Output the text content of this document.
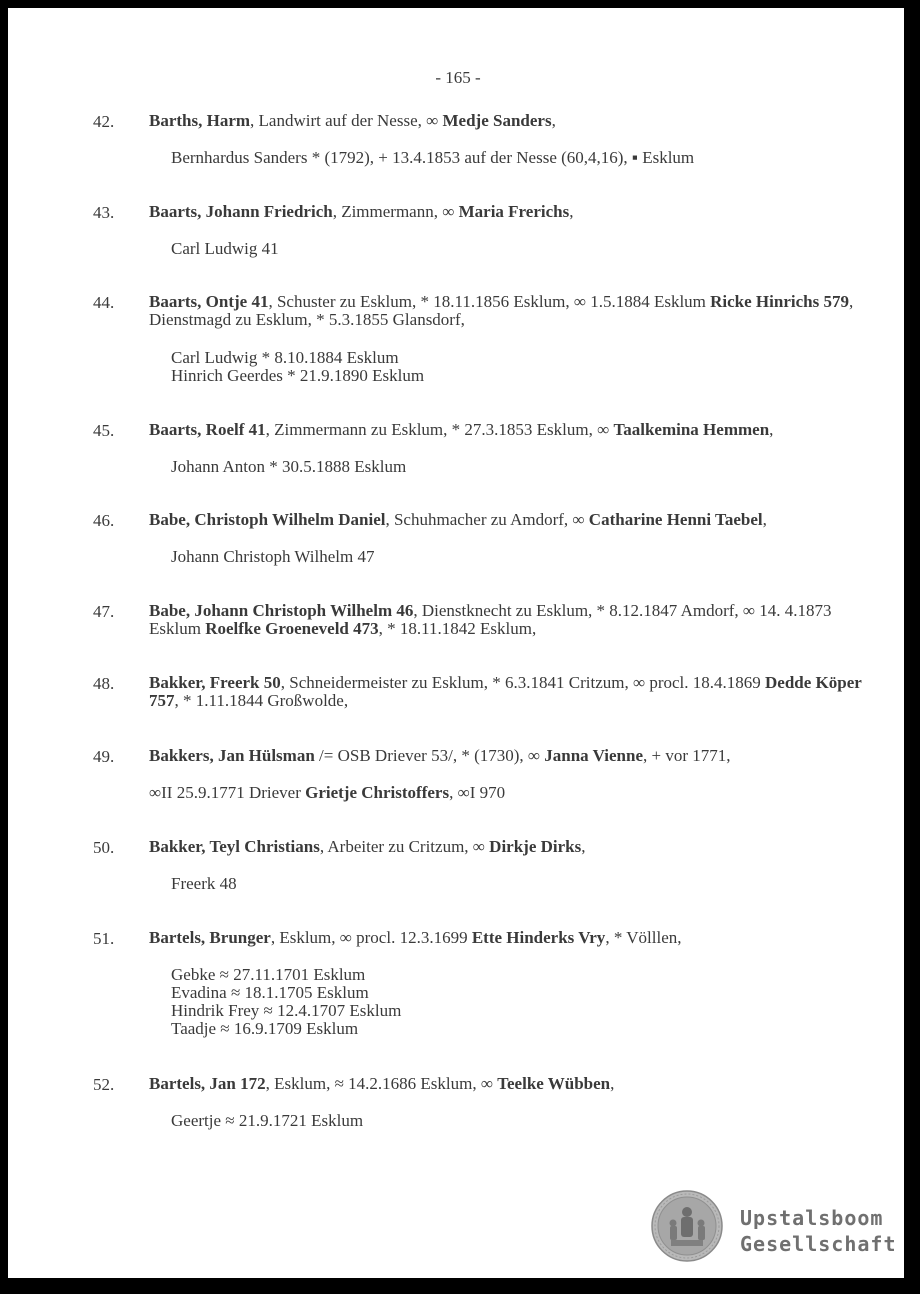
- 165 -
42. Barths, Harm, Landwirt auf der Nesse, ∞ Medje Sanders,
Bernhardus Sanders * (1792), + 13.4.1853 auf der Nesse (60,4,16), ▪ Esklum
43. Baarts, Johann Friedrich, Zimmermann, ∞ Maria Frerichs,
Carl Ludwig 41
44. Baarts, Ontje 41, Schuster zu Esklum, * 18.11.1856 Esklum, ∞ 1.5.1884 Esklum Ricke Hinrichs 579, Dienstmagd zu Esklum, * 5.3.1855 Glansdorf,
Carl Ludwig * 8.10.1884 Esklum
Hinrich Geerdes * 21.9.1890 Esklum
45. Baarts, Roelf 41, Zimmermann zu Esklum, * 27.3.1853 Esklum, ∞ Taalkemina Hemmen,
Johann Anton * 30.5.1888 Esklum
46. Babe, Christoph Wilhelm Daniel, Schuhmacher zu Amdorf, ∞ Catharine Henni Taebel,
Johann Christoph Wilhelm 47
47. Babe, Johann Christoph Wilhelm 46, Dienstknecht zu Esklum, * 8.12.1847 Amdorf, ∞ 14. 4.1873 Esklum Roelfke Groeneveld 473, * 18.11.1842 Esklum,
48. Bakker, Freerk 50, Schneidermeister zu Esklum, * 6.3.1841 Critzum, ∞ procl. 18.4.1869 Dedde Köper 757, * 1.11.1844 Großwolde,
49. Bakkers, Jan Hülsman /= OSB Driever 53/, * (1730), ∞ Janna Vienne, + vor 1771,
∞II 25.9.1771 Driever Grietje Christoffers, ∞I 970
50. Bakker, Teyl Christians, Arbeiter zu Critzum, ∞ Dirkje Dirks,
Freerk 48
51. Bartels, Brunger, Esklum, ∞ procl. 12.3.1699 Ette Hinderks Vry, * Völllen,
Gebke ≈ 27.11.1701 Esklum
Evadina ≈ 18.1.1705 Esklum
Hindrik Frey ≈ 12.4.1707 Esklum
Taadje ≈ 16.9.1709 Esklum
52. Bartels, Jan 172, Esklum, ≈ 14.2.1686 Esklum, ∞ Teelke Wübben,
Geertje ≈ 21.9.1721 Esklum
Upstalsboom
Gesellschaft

# [Problem details]
Reproduce all of the data exactly, omitting each picture it holds.

# [Solution to this exercise]
Output the text content of this document.
- 165 -
42. Barths, Harm, Landwirt auf der Nesse, ∞ Medje Sanders,
Bernhardus Sanders * (1792), + 13.4.1853 auf der Nesse (60,4,16), ▪ Esklum
43. Baarts, Johann Friedrich, Zimmermann, ∞ Maria Frerichs,
Carl Ludwig 41
44. Baarts, Ontje 41, Schuster zu Esklum, * 18.11.1856 Esklum, ∞ 1.5.1884 Esklum Ricke Hinrichs 579, Dienstmagd zu Esklum, * 5.3.1855 Glansdorf,
Carl Ludwig * 8.10.1884 Esklum
Hinrich Geerdes * 21.9.1890 Esklum
45. Baarts, Roelf 41, Zimmermann zu Esklum, * 27.3.1853 Esklum, ∞ Taalkemina Hemmen,
Johann Anton * 30.5.1888 Esklum
46. Babe, Christoph Wilhelm Daniel, Schuhmacher zu Amdorf, ∞ Catharine Henni Taebel,
Johann Christoph Wilhelm 47
47. Babe, Johann Christoph Wilhelm 46, Dienstknecht zu Esklum, * 8.12.1847 Amdorf, ∞ 14. 4.1873 Esklum Roelfke Groeneveld 473, * 18.11.1842 Esklum,
48. Bakker, Freerk 50, Schneidermeister zu Esklum, * 6.3.1841 Critzum, ∞ procl. 18.4.1869 Dedde Köper 757, * 1.11.1844 Großwolde,
49. Bakkers, Jan Hülsman /= OSB Driever 53/, * (1730), ∞ Janna Vienne, + vor 1771,
∞II 25.9.1771 Driever Grietje Christoffers, ∞I 970
50. Bakker, Teyl Christians, Arbeiter zu Critzum, ∞ Dirkje Dirks,
Freerk 48
51. Bartels, Brunger, Esklum, ∞ procl. 12.3.1699 Ette Hinderks Vry, * Völllen,
Gebke ≈ 27.11.1701 Esklum
Evadina ≈ 18.1.1705 Esklum
Hindrik Frey ≈ 12.4.1707 Esklum
Taadje ≈ 16.9.1709 Esklum
52. Bartels, Jan 172, Esklum, ≈ 14.2.1686 Esklum, ∞ Teelke Wübben,
Geertje ≈ 21.9.1721 Esklum
Upstalsboom
Gesellschaft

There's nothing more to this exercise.